RECORDS FOR THE TASK
⁂

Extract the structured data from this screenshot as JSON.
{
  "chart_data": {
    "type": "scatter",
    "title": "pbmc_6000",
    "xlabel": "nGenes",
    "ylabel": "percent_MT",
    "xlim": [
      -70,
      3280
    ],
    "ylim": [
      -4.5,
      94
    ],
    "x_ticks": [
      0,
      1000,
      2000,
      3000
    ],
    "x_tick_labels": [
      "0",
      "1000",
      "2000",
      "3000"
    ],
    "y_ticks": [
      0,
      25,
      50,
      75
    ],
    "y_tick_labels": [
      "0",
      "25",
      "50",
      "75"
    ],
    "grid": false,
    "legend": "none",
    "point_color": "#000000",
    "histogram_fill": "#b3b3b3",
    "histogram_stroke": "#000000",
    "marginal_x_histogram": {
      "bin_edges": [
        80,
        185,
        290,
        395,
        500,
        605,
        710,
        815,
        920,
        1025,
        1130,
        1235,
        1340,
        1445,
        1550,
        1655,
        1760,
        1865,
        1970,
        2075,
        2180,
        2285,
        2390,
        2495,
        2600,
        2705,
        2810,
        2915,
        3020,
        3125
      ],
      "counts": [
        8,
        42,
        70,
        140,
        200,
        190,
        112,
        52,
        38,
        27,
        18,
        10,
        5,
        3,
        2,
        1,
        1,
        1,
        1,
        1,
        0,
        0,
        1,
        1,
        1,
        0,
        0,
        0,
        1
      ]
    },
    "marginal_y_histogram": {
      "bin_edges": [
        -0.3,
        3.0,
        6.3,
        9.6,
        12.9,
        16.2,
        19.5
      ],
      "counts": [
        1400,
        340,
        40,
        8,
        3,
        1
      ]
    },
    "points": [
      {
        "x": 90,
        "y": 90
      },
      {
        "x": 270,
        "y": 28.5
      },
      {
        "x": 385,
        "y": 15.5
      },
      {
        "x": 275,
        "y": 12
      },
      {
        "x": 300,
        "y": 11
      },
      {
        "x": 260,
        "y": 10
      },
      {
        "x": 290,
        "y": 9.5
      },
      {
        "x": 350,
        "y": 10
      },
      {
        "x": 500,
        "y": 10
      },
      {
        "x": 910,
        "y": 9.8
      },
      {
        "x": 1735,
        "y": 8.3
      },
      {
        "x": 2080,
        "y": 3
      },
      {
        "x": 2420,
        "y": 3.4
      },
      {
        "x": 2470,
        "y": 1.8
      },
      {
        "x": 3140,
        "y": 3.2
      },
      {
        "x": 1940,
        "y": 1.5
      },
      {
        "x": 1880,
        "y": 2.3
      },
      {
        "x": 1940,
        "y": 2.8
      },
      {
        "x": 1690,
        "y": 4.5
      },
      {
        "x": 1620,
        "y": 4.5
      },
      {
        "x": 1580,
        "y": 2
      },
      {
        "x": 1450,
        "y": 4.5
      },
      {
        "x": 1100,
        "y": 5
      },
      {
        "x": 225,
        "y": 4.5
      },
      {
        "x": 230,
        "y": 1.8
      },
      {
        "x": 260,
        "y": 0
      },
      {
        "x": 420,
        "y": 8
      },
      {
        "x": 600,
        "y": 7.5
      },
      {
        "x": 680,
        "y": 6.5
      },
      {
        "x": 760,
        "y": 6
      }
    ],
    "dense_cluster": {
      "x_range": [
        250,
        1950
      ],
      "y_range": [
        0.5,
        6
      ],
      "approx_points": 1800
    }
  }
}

⁂

WHAT THIS TASK INVOLVES
Return the listing in full, exactly.

YOUR SOLUTION
Extract the structured data from this screenshot as JSON.
{
  "chart_data": {
    "type": "scatter",
    "title": "pbmc_6000",
    "xlabel": "nGenes",
    "ylabel": "percent_MT",
    "xlim": [
      -70,
      3280
    ],
    "ylim": [
      -4.5,
      94
    ],
    "x_ticks": [
      0,
      1000,
      2000,
      3000
    ],
    "x_tick_labels": [
      "0",
      "1000",
      "2000",
      "3000"
    ],
    "y_ticks": [
      0,
      25,
      50,
      75
    ],
    "y_tick_labels": [
      "0",
      "25",
      "50",
      "75"
    ],
    "grid": false,
    "legend": "none",
    "point_color": "#000000",
    "histogram_fill": "#b3b3b3",
    "histogram_stroke": "#000000",
    "marginal_x_histogram": {
      "bin_edges": [
        80,
        185,
        290,
        395,
        500,
        605,
        710,
        815,
        920,
        1025,
        1130,
        1235,
        1340,
        1445,
        1550,
        1655,
        1760,
        1865,
        1970,
        2075,
        2180,
        2285,
        2390,
        2495,
        2600,
        2705,
        2810,
        2915,
        3020,
        3125
      ],
      "counts": [
        8,
        42,
        70,
        140,
        200,
        190,
        112,
        52,
        38,
        27,
        18,
        10,
        5,
        3,
        2,
        1,
        1,
        1,
        1,
        1,
        0,
        0,
        1,
        1,
        1,
        0,
        0,
        0,
        1
      ]
    },
    "marginal_y_histogram": {
      "bin_edges": [
        -0.3,
        3.0,
        6.3,
        9.6,
        12.9,
        16.2,
        19.5
      ],
      "counts": [
        1400,
        340,
        40,
        8,
        3,
        1
      ]
    },
    "points": [
      {
        "x": 90,
        "y": 90
      },
      {
        "x": 270,
        "y": 28.5
      },
      {
        "x": 385,
        "y": 15.5
      },
      {
        "x": 275,
        "y": 12
      },
      {
        "x": 300,
        "y": 11
      },
      {
        "x": 260,
        "y": 10
      },
      {
        "x": 290,
        "y": 9.5
      },
      {
        "x": 350,
        "y": 10
      },
      {
        "x": 500,
        "y": 10
      },
      {
        "x": 910,
        "y": 9.8
      },
      {
        "x": 1735,
        "y": 8.3
      },
      {
        "x": 2080,
        "y": 3
      },
      {
        "x": 2420,
        "y": 3.4
      },
      {
        "x": 2470,
        "y": 1.8
      },
      {
        "x": 3140,
        "y": 3.2
      },
      {
        "x": 1940,
        "y": 1.5
      },
      {
        "x": 1880,
        "y": 2.3
      },
      {
        "x": 1940,
        "y": 2.8
      },
      {
        "x": 1690,
        "y": 4.5
      },
      {
        "x": 1620,
        "y": 4.5
      },
      {
        "x": 1580,
        "y": 2
      },
      {
        "x": 1450,
        "y": 4.5
      },
      {
        "x": 1100,
        "y": 5
      },
      {
        "x": 225,
        "y": 4.5
      },
      {
        "x": 230,
        "y": 1.8
      },
      {
        "x": 260,
        "y": 0
      },
      {
        "x": 420,
        "y": 8
      },
      {
        "x": 600,
        "y": 7.5
      },
      {
        "x": 680,
        "y": 6.5
      },
      {
        "x": 760,
        "y": 6
      }
    ],
    "dense_cluster": {
      "x_range": [
        250,
        1950
      ],
      "y_range": [
        0.5,
        6
      ],
      "approx_points": 1800
    }
  }
}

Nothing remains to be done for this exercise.